EXERCISE BRIEF | Pictures are not part of the copy; repeat everything else in the records exactly.

--- begin DATA SHOWN ---

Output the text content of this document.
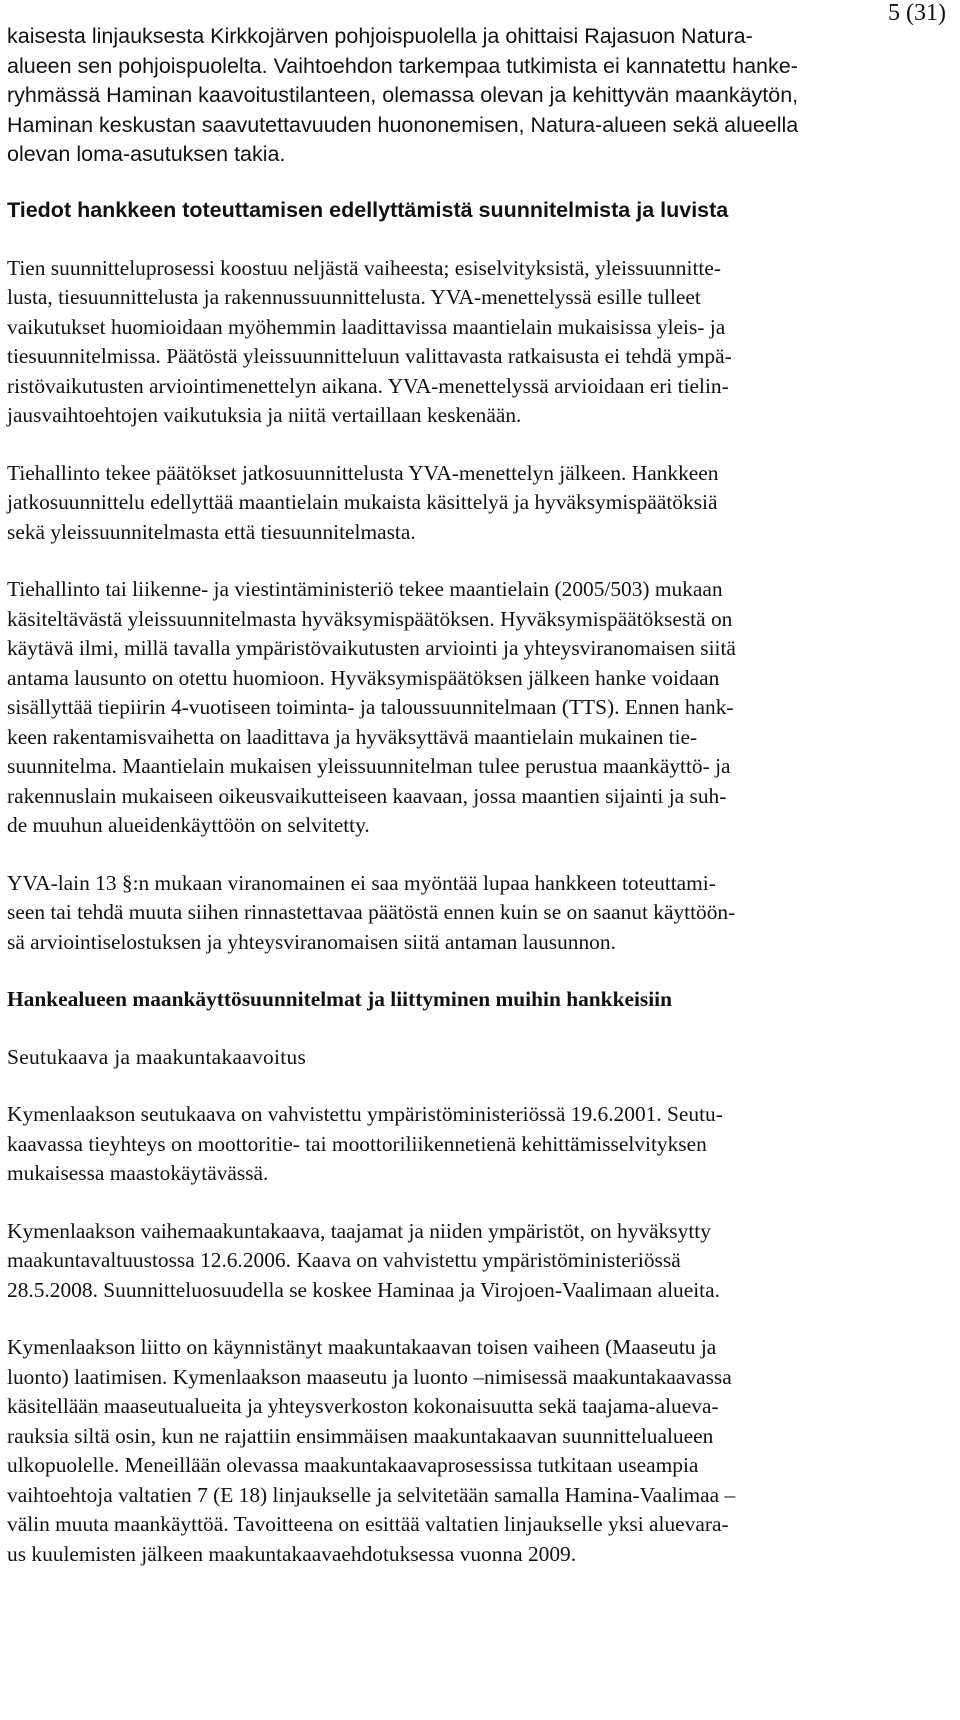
5 (31)

kaisesta linjauksesta Kirkkojärven pohjoispuolella ja ohittaisi Rajasuon Natura-
alueen sen pohjoispuolelta. Vaihtoehdon tarkempaa tutkimista ei kannatettu hanke-
ryhmässä Haminan kaavoitustilanteen, olemassa olevan ja kehittyvän maankäytön,
Haminan keskustan saavutettavuuden huononemisen, Natura-alueen sekä alueella
olevan loma-asutuksen takia.

Tiedot hankkeen toteuttamisen edellyttämistä suunnitelmista ja luvista

Tien suunnitteluprosessi koostuu neljästä vaiheesta; esiselvityksistä, yleissuunnitte-
lusta, tiesuunnittelusta ja rakennussuunnittelusta. YVA-menettelyssä esille tulleet
vaikutukset huomioidaan myöhemmin laadittavissa maantielain mukaisissa yleis- ja
tiesuunnitelmissa. Päätöstä yleissuunnitteluun valittavasta ratkaisusta ei tehdä ympä-
ristövaikutusten arviointimenettelyn aikana. YVA-menettelyssä arvioidaan eri tielin-
jausvaihtoehtojen vaikutuksia ja niitä vertaillaan keskenään.

Tiehallinto tekee päätökset jatkosuunnittelusta YVA-menettelyn jälkeen. Hankkeen
jatkosuunnittelu edellyttää maantielain mukaista käsittelyä ja hyväksymispäätöksiä
sekä yleissuunnitelmasta että tiesuunnitelmasta.

Tiehallinto tai liikenne- ja viestintäministeriö tekee maantielain (2005/503) mukaan
käsiteltävästä yleissuunnitelmasta hyväksymispäätöksen. Hyväksymispäätöksestä on
käytävä ilmi, millä tavalla ympäristövaikutusten arviointi ja yhteysviranomaisen siitä
antama lausunto on otettu huomioon. Hyväksymispäätöksen jälkeen hanke voidaan
sisällyttää tiepiirin 4-vuotiseen toiminta- ja taloussuunnitelmaan (TTS). Ennen hank-
keen rakentamisvaihetta on laadittava ja hyväksyttävä maantielain mukainen tie-
suunnitelma. Maantielain mukaisen yleissuunnitelman tulee perustua maankäyttö- ja
rakennuslain mukaiseen oikeusvaikutteiseen kaavaan, jossa maantien sijainti ja suh-
de muuhun alueidenkäyttöön on selvitetty.

YVA-lain 13 §:n mukaan viranomainen ei saa myöntää lupaa hankkeen toteuttami-
seen tai tehdä muuta siihen rinnastettavaa päätöstä ennen kuin se on saanut käyttöön-
sä arviointiselostuksen ja yhteysviranomaisen siitä antaman lausunnon.

Hankealueen maankäyttösuunnitelmat ja liittyminen muihin hankkeisiin

Seutukaava ja maakuntakaavoitus

Kymenlaakson seutukaava on vahvistettu ympäristöministeriössä 19.6.2001. Seutu-
kaavassa tieyhteys on moottoritie- tai moottoriliikennetienä kehittämisselvityksen
mukaisessa maastokäytävässä.

Kymenlaakson vaihemaakuntakaava, taajamat ja niiden ympäristöt, on hyväksytty
maakuntavaltuustossa 12.6.2006. Kaava on vahvistettu ympäristöministeriössä
28.5.2008. Suunnitteluosuudella se koskee Haminaa ja Virojoen-Vaalimaan alueita.

Kymenlaakson liitto on käynnistänyt maakuntakaavan toisen vaiheen (Maaseutu ja
luonto) laatimisen. Kymenlaakson maaseutu ja luonto –nimisessä maakuntakaavassa
käsitellään maaseutualueita ja yhteysverkoston kokonaisuutta sekä taajama-alueva-
rauksia siltä osin, kun ne rajattiin ensimmäisen maakuntakaavan suunnittelualueen
ulkopuolelle. Meneillään olevassa maakuntakaavaprosessissa tutkitaan useampia
vaihtoehtoja valtatien 7 (E 18) linjaukselle ja selvitetään samalla Hamina-Vaalimaa –
välin muuta maankäyttöä. Tavoitteena on esittää valtatien linjaukselle yksi aluevara-
us kuulemisten jälkeen maakuntakaavaehdotuksessa vuonna 2009.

--- end DATA SHOWN ---

WRITTEN RESPONSE |
Output the text content of this document.
5 (31)

kaisesta linjauksesta Kirkkojärven pohjoispuolella ja ohittaisi Rajasuon Natura-
alueen sen pohjoispuolelta. Vaihtoehdon tarkempaa tutkimista ei kannatettu hanke-
ryhmässä Haminan kaavoitustilanteen, olemassa olevan ja kehittyvän maankäytön,
Haminan keskustan saavutettavuuden huononemisen, Natura-alueen sekä alueella
olevan loma-asutuksen takia.

Tiedot hankkeen toteuttamisen edellyttämistä suunnitelmista ja luvista

Tien suunnitteluprosessi koostuu neljästä vaiheesta; esiselvityksistä, yleissuunnitte-
lusta, tiesuunnittelusta ja rakennussuunnittelusta. YVA-menettelyssä esille tulleet
vaikutukset huomioidaan myöhemmin laadittavissa maantielain mukaisissa yleis- ja
tiesuunnitelmissa. Päätöstä yleissuunnitteluun valittavasta ratkaisusta ei tehdä ympä-
ristövaikutusten arviointimenettelyn aikana. YVA-menettelyssä arvioidaan eri tielin-
jausvaihtoehtojen vaikutuksia ja niitä vertaillaan keskenään.

Tiehallinto tekee päätökset jatkosuunnittelusta YVA-menettelyn jälkeen. Hankkeen
jatkosuunnittelu edellyttää maantielain mukaista käsittelyä ja hyväksymispäätöksiä
sekä yleissuunnitelmasta että tiesuunnitelmasta.

Tiehallinto tai liikenne- ja viestintäministeriö tekee maantielain (2005/503) mukaan
käsiteltävästä yleissuunnitelmasta hyväksymispäätöksen. Hyväksymispäätöksestä on
käytävä ilmi, millä tavalla ympäristövaikutusten arviointi ja yhteysviranomaisen siitä
antama lausunto on otettu huomioon. Hyväksymispäätöksen jälkeen hanke voidaan
sisällyttää tiepiirin 4-vuotiseen toiminta- ja taloussuunnitelmaan (TTS). Ennen hank-
keen rakentamisvaihetta on laadittava ja hyväksyttävä maantielain mukainen tie-
suunnitelma. Maantielain mukaisen yleissuunnitelman tulee perustua maankäyttö- ja
rakennuslain mukaiseen oikeusvaikutteiseen kaavaan, jossa maantien sijainti ja suh-
de muuhun alueidenkäyttöön on selvitetty.

YVA-lain 13 §:n mukaan viranomainen ei saa myöntää lupaa hankkeen toteuttami-
seen tai tehdä muuta siihen rinnastettavaa päätöstä ennen kuin se on saanut käyttöön-
sä arviointiselostuksen ja yhteysviranomaisen siitä antaman lausunnon.

Hankealueen maankäyttösuunnitelmat ja liittyminen muihin hankkeisiin

Seutukaava ja maakuntakaavoitus

Kymenlaakson seutukaava on vahvistettu ympäristöministeriössä 19.6.2001. Seutu-
kaavassa tieyhteys on moottoritie- tai moottoriliikennetienä kehittämisselvityksen
mukaisessa maastokäytävässä.

Kymenlaakson vaihemaakuntakaava, taajamat ja niiden ympäristöt, on hyväksytty
maakuntavaltuustossa 12.6.2006. Kaava on vahvistettu ympäristöministeriössä
28.5.2008. Suunnitteluosuudella se koskee Haminaa ja Virojoen-Vaalimaan alueita.

Kymenlaakson liitto on käynnistänyt maakuntakaavan toisen vaiheen (Maaseutu ja
luonto) laatimisen. Kymenlaakson maaseutu ja luonto –nimisessä maakuntakaavassa
käsitellään maaseutualueita ja yhteysverkoston kokonaisuutta sekä taajama-alueva-
rauksia siltä osin, kun ne rajattiin ensimmäisen maakuntakaavan suunnittelualueen
ulkopuolelle. Meneillään olevassa maakuntakaavaprosessissa tutkitaan useampia
vaihtoehtoja valtatien 7 (E 18) linjaukselle ja selvitetään samalla Hamina-Vaalimaa –
välin muuta maankäyttöä. Tavoitteena on esittää valtatien linjaukselle yksi aluevara-
us kuulemisten jälkeen maakuntakaavaehdotuksessa vuonna 2009.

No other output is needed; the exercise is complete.